Exercise requirements -
Show all lines holding the string "header".

* * * *

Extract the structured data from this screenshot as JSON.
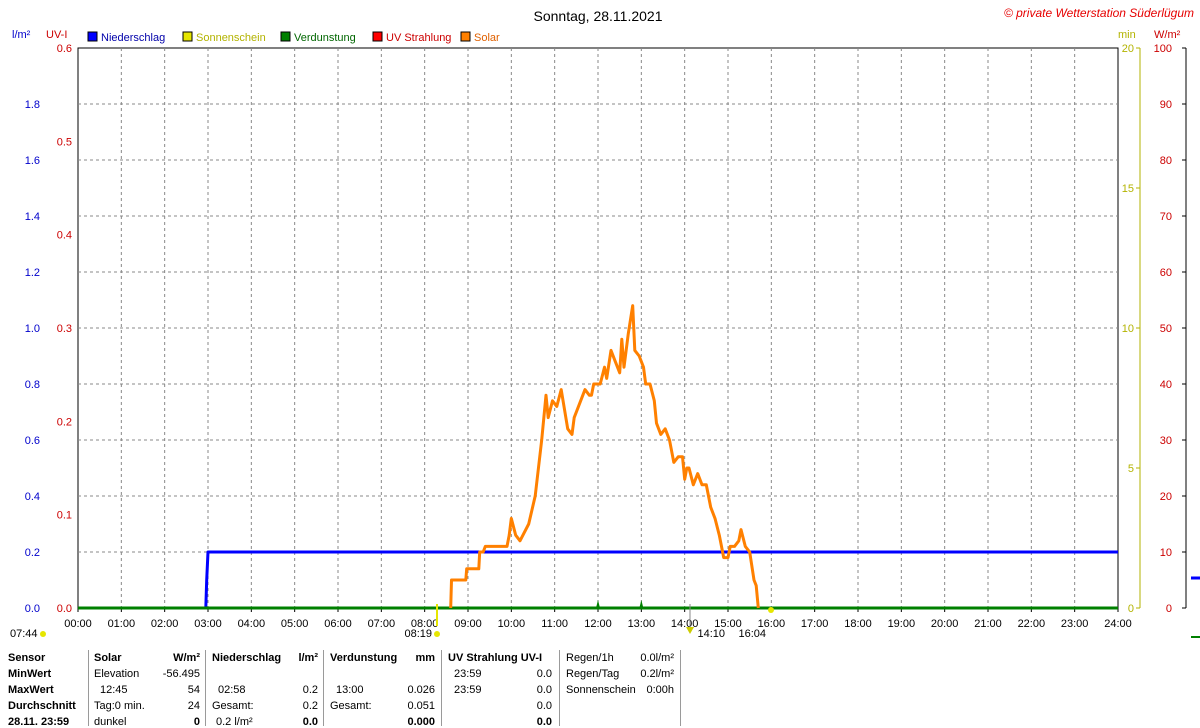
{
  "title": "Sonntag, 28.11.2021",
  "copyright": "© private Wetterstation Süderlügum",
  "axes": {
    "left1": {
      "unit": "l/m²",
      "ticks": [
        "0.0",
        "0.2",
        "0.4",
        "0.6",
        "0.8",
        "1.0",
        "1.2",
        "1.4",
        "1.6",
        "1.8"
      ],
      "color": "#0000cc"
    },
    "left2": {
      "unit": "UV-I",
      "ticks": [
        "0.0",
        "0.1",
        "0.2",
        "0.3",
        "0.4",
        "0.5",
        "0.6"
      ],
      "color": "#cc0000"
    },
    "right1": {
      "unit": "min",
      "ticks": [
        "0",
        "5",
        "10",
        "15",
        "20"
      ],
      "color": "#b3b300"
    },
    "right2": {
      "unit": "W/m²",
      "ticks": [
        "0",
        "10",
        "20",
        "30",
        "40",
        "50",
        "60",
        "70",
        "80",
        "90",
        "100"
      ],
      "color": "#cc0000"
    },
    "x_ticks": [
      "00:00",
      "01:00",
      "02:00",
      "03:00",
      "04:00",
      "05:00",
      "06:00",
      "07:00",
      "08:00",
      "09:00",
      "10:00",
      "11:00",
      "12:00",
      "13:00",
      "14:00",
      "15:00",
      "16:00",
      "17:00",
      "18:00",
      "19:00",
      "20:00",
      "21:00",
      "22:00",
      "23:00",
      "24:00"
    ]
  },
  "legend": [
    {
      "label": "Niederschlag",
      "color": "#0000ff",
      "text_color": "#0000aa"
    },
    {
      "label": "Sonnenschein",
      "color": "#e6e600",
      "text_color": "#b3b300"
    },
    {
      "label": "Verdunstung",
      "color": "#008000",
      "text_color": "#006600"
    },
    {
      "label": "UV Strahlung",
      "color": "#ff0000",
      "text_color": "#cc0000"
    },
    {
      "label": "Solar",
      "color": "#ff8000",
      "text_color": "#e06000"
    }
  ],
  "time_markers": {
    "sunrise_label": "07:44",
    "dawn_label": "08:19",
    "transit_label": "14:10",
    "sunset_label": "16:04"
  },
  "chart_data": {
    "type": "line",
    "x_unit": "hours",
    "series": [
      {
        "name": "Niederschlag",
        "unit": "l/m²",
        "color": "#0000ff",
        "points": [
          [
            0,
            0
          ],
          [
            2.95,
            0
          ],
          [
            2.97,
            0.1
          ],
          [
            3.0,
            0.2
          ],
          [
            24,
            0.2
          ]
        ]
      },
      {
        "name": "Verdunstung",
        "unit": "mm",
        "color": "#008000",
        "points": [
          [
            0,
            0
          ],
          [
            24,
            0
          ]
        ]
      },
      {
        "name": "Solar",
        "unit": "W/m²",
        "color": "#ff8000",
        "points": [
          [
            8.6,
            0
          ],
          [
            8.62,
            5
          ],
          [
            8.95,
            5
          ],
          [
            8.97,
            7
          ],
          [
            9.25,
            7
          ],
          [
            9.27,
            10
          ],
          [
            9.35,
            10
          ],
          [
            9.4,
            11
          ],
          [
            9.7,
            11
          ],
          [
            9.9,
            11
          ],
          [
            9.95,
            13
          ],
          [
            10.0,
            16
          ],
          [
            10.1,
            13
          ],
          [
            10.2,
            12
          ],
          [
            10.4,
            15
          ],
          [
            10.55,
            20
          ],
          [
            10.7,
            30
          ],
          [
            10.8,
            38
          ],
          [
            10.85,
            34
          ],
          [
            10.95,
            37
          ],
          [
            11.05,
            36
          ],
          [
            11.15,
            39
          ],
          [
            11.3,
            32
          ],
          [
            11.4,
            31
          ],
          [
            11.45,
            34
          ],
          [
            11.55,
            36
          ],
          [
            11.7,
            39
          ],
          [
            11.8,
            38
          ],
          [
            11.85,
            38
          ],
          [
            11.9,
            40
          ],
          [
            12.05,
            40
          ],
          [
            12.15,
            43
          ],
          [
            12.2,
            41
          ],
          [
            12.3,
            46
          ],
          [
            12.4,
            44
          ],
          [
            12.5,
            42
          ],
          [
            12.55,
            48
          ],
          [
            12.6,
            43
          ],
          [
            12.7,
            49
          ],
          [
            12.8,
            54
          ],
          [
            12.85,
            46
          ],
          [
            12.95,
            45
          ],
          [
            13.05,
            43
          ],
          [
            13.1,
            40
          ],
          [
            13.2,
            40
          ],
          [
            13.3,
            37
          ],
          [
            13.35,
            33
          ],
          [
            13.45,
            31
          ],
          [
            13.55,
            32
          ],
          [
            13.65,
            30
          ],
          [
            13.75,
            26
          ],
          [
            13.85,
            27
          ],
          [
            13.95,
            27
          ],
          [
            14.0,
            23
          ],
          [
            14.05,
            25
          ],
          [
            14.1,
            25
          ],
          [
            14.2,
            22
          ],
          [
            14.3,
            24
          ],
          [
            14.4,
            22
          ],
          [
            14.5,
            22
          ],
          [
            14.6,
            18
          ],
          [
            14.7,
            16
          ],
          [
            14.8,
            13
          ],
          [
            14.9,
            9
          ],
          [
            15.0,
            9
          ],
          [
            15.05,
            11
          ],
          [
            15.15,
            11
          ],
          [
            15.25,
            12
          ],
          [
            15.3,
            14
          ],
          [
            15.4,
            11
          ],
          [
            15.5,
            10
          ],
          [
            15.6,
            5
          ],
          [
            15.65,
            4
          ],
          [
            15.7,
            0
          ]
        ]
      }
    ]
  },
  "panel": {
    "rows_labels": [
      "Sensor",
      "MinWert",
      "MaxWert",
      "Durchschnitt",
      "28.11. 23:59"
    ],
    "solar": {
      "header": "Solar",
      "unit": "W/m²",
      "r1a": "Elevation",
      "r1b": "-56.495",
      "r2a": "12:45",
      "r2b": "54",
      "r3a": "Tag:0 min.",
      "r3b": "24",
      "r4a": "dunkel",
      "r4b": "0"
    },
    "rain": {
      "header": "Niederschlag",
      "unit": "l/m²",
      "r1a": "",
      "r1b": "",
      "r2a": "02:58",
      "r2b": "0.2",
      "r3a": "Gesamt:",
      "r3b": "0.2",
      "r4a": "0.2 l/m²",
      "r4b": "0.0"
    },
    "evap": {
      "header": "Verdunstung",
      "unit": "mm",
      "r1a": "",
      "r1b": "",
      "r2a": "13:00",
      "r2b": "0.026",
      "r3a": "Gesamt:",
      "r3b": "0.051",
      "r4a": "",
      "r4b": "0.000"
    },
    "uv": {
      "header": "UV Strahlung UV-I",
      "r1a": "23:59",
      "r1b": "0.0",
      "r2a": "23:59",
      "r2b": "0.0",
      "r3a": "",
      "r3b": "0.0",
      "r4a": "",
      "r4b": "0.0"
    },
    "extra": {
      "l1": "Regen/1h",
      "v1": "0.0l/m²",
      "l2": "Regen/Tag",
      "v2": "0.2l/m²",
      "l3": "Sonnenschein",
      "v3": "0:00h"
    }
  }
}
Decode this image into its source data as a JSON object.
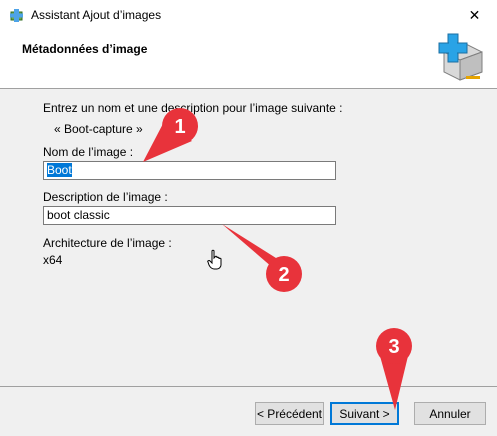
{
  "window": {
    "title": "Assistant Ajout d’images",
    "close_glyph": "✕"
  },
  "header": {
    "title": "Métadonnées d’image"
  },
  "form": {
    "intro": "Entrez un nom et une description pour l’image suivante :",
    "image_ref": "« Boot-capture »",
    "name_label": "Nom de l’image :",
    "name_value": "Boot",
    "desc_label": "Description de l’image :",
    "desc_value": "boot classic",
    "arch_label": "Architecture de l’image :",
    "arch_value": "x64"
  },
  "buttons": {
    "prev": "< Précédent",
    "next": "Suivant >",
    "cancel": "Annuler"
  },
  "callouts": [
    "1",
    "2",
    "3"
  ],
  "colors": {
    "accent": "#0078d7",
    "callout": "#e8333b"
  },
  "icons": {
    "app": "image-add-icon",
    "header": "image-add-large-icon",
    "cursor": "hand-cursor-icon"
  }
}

* * * *

Written response -
      "header": "Solar",
      "header": "Niederschlag",
      "header": "Verdunstung",
      "header": "UV Strahlung UV-I",
  "header": {
    "header": "image-add-large-icon",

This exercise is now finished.